▶ Exercise description: Take the records underneath and set them down exactly.

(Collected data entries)
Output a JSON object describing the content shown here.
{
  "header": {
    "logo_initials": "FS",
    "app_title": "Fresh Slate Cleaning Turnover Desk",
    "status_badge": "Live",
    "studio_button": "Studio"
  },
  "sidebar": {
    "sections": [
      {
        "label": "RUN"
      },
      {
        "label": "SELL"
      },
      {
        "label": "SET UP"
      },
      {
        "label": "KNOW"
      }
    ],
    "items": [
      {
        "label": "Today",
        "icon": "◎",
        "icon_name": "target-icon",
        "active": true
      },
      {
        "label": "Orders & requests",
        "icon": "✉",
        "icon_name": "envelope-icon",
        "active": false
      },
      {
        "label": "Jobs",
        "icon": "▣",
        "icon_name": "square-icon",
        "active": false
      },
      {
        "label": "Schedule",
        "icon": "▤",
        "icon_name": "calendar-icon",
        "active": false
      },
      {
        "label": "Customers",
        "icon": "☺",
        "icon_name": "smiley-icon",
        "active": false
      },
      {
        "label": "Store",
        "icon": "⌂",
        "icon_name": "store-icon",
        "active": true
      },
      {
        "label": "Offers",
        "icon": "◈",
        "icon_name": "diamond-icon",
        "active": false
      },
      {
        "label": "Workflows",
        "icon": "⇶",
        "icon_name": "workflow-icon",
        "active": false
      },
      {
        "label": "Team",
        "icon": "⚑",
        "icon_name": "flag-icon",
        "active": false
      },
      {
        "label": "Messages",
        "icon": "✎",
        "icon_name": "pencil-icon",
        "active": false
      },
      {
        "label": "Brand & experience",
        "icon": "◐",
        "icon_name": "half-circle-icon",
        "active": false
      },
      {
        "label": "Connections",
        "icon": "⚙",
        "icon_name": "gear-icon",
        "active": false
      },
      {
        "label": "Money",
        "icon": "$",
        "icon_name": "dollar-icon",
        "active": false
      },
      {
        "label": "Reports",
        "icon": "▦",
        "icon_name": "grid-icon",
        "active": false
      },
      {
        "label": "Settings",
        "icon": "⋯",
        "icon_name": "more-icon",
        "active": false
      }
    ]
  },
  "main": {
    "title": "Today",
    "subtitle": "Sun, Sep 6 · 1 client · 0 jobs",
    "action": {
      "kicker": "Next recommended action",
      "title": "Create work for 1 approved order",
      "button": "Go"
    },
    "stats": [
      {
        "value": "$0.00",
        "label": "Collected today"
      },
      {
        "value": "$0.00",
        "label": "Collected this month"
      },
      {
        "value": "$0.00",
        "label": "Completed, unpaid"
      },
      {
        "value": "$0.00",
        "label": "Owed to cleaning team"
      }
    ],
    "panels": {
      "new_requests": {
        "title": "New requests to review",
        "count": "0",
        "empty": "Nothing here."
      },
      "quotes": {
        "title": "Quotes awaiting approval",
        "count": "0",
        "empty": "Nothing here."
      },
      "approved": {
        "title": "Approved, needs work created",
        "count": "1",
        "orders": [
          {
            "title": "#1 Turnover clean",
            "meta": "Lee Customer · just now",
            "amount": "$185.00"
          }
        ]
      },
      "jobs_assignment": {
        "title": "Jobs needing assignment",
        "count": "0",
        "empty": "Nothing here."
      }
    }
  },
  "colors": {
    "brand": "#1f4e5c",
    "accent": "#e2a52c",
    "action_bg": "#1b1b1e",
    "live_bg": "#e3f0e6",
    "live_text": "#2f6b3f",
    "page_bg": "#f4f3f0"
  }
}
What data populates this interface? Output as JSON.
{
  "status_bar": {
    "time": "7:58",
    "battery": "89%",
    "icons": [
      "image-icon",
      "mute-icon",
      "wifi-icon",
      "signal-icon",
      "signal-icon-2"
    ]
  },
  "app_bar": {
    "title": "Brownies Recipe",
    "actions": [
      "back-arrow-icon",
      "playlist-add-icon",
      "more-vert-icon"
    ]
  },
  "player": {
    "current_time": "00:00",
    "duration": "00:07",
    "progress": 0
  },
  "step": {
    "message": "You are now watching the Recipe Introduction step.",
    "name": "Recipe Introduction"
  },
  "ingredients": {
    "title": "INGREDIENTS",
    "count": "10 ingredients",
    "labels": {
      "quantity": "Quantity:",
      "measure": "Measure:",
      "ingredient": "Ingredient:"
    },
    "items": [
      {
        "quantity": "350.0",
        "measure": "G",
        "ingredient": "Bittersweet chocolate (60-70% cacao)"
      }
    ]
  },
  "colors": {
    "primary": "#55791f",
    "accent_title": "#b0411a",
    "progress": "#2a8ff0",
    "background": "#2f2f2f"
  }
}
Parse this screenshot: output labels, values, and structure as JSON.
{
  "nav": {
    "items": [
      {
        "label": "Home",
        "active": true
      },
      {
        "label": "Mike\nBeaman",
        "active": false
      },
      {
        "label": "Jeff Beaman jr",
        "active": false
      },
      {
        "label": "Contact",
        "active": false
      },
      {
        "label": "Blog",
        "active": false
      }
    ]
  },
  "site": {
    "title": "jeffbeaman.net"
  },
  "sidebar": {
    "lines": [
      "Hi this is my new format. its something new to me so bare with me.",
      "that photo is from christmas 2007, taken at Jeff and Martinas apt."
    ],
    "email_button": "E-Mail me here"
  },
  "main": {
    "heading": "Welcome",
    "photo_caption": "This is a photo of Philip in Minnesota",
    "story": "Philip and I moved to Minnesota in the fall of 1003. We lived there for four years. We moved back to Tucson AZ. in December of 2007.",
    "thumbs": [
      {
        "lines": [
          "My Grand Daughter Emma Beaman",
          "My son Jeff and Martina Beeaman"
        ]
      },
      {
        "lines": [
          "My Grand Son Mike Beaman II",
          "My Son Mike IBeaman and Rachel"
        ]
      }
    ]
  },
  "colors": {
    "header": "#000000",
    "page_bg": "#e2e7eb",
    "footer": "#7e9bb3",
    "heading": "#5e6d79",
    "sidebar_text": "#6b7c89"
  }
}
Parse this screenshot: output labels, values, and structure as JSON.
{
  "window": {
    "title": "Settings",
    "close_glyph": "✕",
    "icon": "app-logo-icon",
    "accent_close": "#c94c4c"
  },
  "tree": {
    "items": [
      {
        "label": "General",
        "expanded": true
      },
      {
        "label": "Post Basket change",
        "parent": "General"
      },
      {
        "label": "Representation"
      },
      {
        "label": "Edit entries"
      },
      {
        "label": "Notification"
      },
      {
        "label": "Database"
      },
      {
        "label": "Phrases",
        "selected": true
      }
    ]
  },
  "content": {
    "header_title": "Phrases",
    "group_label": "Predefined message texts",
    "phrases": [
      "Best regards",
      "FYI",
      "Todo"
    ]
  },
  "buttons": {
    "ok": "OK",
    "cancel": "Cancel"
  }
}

▶ Answer to this problem:
Output a JSON object describing the content shown here.
{
  "header": {
    "logo_initials": "FS",
    "app_title": "Fresh Slate Cleaning Turnover Desk",
    "status_badge": "Live",
    "studio_button": "Studio"
  },
  "sidebar": {
    "sections": [
      {
        "label": "RUN"
      },
      {
        "label": "SELL"
      },
      {
        "label": "SET UP"
      },
      {
        "label": "KNOW"
      }
    ],
    "items": [
      {
        "label": "Today",
        "icon": "◎",
        "icon_name": "target-icon",
        "active": true
      },
      {
        "label": "Orders & requests",
        "icon": "✉",
        "icon_name": "envelope-icon",
        "active": false
      },
      {
        "label": "Jobs",
        "icon": "▣",
        "icon_name": "square-icon",
        "active": false
      },
      {
        "label": "Schedule",
        "icon": "▤",
        "icon_name": "calendar-icon",
        "active": false
      },
      {
        "label": "Customers",
        "icon": "☺",
        "icon_name": "smiley-icon",
        "active": false
      },
      {
        "label": "Store",
        "icon": "⌂",
        "icon_name": "store-icon",
        "active": true
      },
      {
        "label": "Offers",
        "icon": "◈",
        "icon_name": "diamond-icon",
        "active": false
      },
      {
        "label": "Workflows",
        "icon": "⇶",
        "icon_name": "workflow-icon",
        "active": false
      },
      {
        "label": "Team",
        "icon": "⚑",
        "icon_name": "flag-icon",
        "active": false
      },
      {
        "label": "Messages",
        "icon": "✎",
        "icon_name": "pencil-icon",
        "active": false
      },
      {
        "label": "Brand & experience",
        "icon": "◐",
        "icon_name": "half-circle-icon",
        "active": false
      },
      {
        "label": "Connections",
        "icon": "⚙",
        "icon_name": "gear-icon",
        "active": false
      },
      {
        "label": "Money",
        "icon": "$",
        "icon_name": "dollar-icon",
        "active": false
      },
      {
        "label": "Reports",
        "icon": "▦",
        "icon_name": "grid-icon",
        "active": false
      },
      {
        "label": "Settings",
        "icon": "⋯",
        "icon_name": "more-icon",
        "active": false
      }
    ]
  },
  "main": {
    "title": "Today",
    "subtitle": "Sun, Sep 6 · 1 client · 0 jobs",
    "action": {
      "kicker": "Next recommended action",
      "title": "Create work for 1 approved order",
      "button": "Go"
    },
    "stats": [
      {
        "value": "$0.00",
        "label": "Collected today"
      },
      {
        "value": "$0.00",
        "label": "Collected this month"
      },
      {
        "value": "$0.00",
        "label": "Completed, unpaid"
      },
      {
        "value": "$0.00",
        "label": "Owed to cleaning team"
      }
    ],
    "panels": {
      "new_requests": {
        "title": "New requests to review",
        "count": "0",
        "empty": "Nothing here."
      },
      "quotes": {
        "title": "Quotes awaiting approval",
        "count": "0",
        "empty": "Nothing here."
      },
      "approved": {
        "title": "Approved, needs work created",
        "count": "1",
        "orders": [
          {
            "title": "#1 Turnover clean",
            "meta": "Lee Customer · just now",
            "amount": "$185.00"
          }
        ]
      },
      "jobs_assignment": {
        "title": "Jobs needing assignment",
        "count": "0",
        "empty": "Nothing here."
      }
    }
  },
  "colors": {
    "brand": "#1f4e5c",
    "accent": "#e2a52c",
    "action_bg": "#1b1b1e",
    "live_bg": "#e3f0e6",
    "live_text": "#2f6b3f",
    "page_bg": "#f4f3f0"
  }
}
What data populates this interface? Output as JSON.
{
  "status_bar": {
    "time": "7:58",
    "battery": "89%",
    "icons": [
      "image-icon",
      "mute-icon",
      "wifi-icon",
      "signal-icon",
      "signal-icon-2"
    ]
  },
  "app_bar": {
    "title": "Brownies Recipe",
    "actions": [
      "back-arrow-icon",
      "playlist-add-icon",
      "more-vert-icon"
    ]
  },
  "player": {
    "current_time": "00:00",
    "duration": "00:07",
    "progress": 0
  },
  "step": {
    "message": "You are now watching the Recipe Introduction step.",
    "name": "Recipe Introduction"
  },
  "ingredients": {
    "title": "INGREDIENTS",
    "count": "10 ingredients",
    "labels": {
      "quantity": "Quantity:",
      "measure": "Measure:",
      "ingredient": "Ingredient:"
    },
    "items": [
      {
        "quantity": "350.0",
        "measure": "G",
        "ingredient": "Bittersweet chocolate (60-70% cacao)"
      }
    ]
  },
  "colors": {
    "primary": "#55791f",
    "accent_title": "#b0411a",
    "progress": "#2a8ff0",
    "background": "#2f2f2f"
  }
}
Parse this screenshot: output labels, values, and structure as JSON.
{
  "nav": {
    "items": [
      {
        "label": "Home",
        "active": true
      },
      {
        "label": "Mike\nBeaman",
        "active": false
      },
      {
        "label": "Jeff Beaman jr",
        "active": false
      },
      {
        "label": "Contact",
        "active": false
      },
      {
        "label": "Blog",
        "active": false
      }
    ]
  },
  "site": {
    "title": "jeffbeaman.net"
  },
  "sidebar": {
    "lines": [
      "Hi this is my new format. its something new to me so bare with me.",
      "that photo is from christmas 2007, taken at Jeff and Martinas apt."
    ],
    "email_button": "E-Mail me here"
  },
  "main": {
    "heading": "Welcome",
    "photo_caption": "This is a photo of Philip in Minnesota",
    "story": "Philip and I moved to Minnesota in the fall of 1003. We lived there for four years. We moved back to Tucson AZ. in December of 2007.",
    "thumbs": [
      {
        "lines": [
          "My Grand Daughter Emma Beaman",
          "My son Jeff and Martina Beeaman"
        ]
      },
      {
        "lines": [
          "My Grand Son Mike Beaman II",
          "My Son Mike IBeaman and Rachel"
        ]
      }
    ]
  },
  "colors": {
    "header": "#000000",
    "page_bg": "#e2e7eb",
    "footer": "#7e9bb3",
    "heading": "#5e6d79",
    "sidebar_text": "#6b7c89"
  }
}
Parse this screenshot: output labels, values, and structure as JSON.
{
  "window": {
    "title": "Settings",
    "close_glyph": "✕",
    "icon": "app-logo-icon",
    "accent_close": "#c94c4c"
  },
  "tree": {
    "items": [
      {
        "label": "General",
        "expanded": true
      },
      {
        "label": "Post Basket change",
        "parent": "General"
      },
      {
        "label": "Representation"
      },
      {
        "label": "Edit entries"
      },
      {
        "label": "Notification"
      },
      {
        "label": "Database"
      },
      {
        "label": "Phrases",
        "selected": true
      }
    ]
  },
  "content": {
    "header_title": "Phrases",
    "group_label": "Predefined message texts",
    "phrases": [
      "Best regards",
      "FYI",
      "Todo"
    ]
  },
  "buttons": {
    "ok": "OK",
    "cancel": "Cancel"
  }
}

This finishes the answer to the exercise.